#### Exercise prompt:
Find every line containing the word "requirements" in the records below; report only how many there are.
— BEGIN Items —
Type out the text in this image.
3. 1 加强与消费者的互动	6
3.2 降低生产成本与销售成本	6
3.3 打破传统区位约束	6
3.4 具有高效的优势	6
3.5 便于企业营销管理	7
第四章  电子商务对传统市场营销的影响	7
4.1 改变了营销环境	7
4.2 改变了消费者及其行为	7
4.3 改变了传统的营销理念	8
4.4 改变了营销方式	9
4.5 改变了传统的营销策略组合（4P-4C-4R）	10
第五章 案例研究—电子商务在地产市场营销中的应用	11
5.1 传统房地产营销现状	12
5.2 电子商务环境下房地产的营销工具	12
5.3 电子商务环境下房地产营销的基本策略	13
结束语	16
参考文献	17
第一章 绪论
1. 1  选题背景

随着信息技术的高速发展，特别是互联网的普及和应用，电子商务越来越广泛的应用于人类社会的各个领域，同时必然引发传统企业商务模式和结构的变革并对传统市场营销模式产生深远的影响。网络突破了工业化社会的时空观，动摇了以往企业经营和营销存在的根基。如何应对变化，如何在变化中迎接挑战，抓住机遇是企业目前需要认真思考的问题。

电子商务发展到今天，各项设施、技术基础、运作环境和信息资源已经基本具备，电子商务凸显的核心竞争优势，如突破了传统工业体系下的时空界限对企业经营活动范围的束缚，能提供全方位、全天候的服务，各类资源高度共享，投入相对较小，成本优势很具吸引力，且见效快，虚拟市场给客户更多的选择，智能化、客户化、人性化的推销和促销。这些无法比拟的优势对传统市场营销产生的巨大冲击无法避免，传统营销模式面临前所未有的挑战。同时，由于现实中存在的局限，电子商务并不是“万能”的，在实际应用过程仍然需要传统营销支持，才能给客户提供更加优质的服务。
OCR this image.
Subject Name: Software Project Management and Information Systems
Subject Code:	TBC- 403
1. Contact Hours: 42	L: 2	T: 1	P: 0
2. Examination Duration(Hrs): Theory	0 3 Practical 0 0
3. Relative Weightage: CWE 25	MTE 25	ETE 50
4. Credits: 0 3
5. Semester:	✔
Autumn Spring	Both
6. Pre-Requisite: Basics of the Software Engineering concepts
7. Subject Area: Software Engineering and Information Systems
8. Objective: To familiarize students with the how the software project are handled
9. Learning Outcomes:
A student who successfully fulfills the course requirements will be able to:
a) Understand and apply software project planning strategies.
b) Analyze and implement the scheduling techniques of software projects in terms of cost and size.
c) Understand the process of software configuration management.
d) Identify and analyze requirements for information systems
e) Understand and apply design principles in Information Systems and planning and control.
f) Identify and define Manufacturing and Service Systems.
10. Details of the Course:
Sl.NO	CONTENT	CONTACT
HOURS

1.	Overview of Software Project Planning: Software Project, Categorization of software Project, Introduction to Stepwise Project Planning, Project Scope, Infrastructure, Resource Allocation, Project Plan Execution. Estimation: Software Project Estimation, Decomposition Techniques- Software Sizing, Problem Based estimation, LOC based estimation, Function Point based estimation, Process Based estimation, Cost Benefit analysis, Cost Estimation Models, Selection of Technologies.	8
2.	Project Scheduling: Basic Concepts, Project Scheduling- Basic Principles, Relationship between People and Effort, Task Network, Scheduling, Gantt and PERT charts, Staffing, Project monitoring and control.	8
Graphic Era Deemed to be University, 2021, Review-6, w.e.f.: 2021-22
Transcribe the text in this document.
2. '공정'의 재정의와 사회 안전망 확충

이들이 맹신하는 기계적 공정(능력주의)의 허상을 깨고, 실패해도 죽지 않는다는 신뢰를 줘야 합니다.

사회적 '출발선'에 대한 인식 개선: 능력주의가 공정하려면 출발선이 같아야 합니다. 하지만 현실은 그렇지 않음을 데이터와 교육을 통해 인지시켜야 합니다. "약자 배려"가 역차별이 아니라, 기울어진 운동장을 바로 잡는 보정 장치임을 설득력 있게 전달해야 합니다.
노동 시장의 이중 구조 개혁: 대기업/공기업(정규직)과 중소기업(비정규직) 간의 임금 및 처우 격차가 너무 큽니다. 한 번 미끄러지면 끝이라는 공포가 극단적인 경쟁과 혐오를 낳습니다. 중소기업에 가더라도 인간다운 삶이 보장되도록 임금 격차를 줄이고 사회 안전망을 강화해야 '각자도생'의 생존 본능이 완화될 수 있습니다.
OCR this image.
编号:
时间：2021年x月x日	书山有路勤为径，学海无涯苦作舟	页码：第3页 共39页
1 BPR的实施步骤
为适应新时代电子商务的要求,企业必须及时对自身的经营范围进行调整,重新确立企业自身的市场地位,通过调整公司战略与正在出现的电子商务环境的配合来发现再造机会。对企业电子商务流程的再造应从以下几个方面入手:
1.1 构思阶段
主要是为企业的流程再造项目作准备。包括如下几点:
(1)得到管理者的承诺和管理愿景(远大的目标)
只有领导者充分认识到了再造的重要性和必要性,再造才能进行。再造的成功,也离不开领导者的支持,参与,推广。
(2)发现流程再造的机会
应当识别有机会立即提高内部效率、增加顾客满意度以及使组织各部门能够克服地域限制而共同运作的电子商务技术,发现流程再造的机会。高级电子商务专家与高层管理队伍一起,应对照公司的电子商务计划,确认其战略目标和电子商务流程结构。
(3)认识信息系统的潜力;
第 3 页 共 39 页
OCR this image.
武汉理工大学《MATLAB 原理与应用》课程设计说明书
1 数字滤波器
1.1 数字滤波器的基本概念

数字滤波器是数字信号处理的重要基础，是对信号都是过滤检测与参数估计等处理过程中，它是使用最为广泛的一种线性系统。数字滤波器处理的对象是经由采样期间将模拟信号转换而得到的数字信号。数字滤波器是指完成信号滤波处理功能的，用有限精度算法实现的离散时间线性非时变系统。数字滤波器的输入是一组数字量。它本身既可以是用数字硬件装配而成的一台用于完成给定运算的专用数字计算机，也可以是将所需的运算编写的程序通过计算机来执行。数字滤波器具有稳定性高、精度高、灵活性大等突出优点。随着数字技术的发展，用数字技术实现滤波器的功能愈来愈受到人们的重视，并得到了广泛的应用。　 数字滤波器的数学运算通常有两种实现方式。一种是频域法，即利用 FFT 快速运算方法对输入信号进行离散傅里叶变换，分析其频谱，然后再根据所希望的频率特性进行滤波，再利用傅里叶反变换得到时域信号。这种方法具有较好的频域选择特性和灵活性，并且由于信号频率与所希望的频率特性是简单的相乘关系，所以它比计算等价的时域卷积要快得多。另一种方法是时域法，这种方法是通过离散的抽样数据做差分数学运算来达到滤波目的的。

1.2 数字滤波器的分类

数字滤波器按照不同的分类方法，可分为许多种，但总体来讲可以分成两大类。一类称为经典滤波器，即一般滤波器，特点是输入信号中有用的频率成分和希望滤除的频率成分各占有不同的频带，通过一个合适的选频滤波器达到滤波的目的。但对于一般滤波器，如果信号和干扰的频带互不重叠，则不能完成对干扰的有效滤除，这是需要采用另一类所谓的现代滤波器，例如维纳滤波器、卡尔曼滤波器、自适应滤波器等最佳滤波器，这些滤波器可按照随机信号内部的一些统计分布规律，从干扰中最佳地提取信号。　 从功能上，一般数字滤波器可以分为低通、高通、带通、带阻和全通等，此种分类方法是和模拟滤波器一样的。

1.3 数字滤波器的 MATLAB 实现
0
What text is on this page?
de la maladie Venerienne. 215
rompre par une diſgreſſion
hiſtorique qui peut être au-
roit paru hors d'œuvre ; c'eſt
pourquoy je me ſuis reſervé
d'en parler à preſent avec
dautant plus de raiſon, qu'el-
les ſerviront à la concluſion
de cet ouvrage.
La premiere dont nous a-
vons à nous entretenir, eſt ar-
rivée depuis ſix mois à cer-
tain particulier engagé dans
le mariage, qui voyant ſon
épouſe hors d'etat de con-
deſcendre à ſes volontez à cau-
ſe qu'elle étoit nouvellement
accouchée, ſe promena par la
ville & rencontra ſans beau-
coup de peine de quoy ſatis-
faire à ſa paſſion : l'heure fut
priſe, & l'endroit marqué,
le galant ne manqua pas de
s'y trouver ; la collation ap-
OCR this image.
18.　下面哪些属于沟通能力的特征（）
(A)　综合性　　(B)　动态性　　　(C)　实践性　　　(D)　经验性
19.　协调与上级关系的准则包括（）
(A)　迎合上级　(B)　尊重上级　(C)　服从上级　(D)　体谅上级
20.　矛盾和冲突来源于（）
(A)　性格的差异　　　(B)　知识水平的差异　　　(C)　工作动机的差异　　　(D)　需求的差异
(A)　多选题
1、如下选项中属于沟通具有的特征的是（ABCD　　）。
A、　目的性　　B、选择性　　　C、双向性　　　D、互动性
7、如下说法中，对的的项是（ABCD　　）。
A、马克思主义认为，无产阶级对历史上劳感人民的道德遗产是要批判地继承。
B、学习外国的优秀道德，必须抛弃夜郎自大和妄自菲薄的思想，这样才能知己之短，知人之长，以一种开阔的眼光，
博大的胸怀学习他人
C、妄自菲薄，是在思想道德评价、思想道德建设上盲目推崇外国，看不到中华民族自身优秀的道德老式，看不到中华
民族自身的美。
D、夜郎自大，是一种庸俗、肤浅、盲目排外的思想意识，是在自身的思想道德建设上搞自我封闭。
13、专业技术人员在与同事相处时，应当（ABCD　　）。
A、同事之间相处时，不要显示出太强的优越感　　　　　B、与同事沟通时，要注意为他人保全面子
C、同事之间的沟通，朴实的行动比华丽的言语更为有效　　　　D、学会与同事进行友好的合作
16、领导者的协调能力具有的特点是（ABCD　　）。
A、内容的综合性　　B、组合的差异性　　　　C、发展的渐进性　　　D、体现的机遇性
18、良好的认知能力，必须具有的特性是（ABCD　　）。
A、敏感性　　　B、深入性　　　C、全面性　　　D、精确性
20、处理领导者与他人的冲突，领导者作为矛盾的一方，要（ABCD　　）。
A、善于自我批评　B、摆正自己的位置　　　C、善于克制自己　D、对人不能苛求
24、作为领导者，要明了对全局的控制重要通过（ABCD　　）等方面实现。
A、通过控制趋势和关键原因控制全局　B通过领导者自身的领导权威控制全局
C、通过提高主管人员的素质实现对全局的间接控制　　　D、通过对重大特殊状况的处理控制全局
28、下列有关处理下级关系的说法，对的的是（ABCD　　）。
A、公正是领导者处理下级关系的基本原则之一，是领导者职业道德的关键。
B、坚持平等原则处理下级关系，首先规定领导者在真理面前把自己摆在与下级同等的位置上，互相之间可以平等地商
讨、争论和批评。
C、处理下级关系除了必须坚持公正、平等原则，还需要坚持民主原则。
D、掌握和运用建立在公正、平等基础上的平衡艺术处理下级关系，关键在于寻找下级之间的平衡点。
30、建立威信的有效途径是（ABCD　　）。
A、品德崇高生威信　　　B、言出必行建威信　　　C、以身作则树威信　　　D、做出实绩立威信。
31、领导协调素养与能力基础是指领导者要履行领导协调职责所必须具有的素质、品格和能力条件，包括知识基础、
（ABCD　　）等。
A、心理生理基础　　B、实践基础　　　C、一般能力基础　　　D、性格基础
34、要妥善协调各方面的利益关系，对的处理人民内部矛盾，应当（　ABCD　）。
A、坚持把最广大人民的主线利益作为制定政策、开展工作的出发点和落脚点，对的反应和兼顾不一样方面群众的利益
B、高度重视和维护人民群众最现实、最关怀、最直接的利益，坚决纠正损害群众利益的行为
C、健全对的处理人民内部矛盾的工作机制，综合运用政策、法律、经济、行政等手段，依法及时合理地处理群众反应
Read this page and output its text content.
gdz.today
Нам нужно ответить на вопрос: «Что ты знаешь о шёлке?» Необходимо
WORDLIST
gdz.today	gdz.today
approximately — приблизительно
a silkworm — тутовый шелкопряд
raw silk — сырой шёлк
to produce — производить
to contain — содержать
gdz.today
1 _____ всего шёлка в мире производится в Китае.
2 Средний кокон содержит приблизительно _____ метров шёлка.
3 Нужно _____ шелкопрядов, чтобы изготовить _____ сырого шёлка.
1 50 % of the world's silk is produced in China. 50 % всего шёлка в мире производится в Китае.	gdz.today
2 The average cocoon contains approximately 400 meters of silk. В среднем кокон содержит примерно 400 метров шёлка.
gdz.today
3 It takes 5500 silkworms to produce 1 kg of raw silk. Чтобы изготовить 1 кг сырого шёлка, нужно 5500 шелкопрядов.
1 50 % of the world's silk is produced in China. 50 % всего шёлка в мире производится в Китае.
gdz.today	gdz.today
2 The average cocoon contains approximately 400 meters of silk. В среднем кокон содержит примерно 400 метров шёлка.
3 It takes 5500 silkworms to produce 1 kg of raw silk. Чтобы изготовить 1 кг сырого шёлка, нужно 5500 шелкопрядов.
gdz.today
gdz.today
— END Items —
#### Written reply:
2